* **What the exercise asks**: Leave the pictures out and print every record below exactly as it stands.

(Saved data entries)
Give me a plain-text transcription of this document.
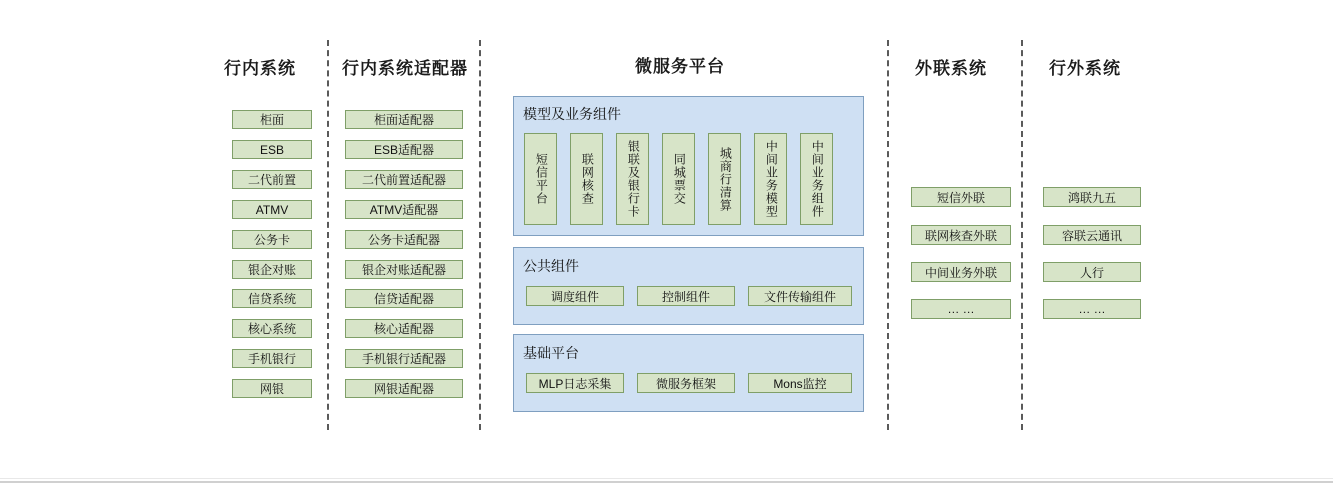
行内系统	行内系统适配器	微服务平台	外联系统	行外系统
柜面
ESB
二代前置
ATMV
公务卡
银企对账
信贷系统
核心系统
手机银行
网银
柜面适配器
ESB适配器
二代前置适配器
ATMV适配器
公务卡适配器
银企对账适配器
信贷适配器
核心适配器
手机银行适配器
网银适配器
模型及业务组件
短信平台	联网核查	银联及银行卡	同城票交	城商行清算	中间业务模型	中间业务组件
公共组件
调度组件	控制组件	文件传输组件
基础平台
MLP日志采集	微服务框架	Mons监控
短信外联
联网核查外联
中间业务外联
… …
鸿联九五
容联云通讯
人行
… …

* **Full output**:
Give me a plain-text transcription of this document.
行内系统	行内系统适配器	微服务平台	外联系统	行外系统
柜面
ESB
二代前置
ATMV
公务卡
银企对账
信贷系统
核心系统
手机银行
网银
柜面适配器
ESB适配器
二代前置适配器
ATMV适配器
公务卡适配器
银企对账适配器
信贷适配器
核心适配器
手机银行适配器
网银适配器
模型及业务组件
短信平台	联网核查	银联及银行卡	同城票交	城商行清算	中间业务模型	中间业务组件
公共组件
调度组件	控制组件	文件传输组件
基础平台
MLP日志采集	微服务框架	Mons监控
短信外联
联网核查外联
中间业务外联
… …
鸿联九五
容联云通讯
人行
… …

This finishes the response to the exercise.